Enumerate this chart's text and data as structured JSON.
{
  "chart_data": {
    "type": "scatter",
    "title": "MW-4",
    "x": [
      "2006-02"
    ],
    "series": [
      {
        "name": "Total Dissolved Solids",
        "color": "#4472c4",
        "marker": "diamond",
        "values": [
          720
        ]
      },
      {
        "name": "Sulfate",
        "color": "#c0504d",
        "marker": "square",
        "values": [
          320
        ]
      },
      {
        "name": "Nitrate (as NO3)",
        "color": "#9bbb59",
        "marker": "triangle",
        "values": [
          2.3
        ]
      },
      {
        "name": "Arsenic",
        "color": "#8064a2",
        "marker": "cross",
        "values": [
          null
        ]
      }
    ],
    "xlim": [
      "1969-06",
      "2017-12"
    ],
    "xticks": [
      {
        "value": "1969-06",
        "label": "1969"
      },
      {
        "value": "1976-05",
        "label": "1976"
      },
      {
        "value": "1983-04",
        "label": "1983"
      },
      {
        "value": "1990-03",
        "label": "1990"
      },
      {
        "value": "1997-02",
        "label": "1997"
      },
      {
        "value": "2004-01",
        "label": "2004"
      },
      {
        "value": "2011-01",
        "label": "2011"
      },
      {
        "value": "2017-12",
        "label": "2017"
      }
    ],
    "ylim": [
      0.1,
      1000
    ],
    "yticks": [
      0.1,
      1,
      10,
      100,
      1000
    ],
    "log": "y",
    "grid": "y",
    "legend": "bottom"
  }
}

Given problem: Which lines contain the word "name"? Copy each of them.

Reply to the task:
        "name": "Total Dissolved Solids",
        "name": "Sulfate",
        "name": "Nitrate (as NO3)",
        "name": "Arsenic",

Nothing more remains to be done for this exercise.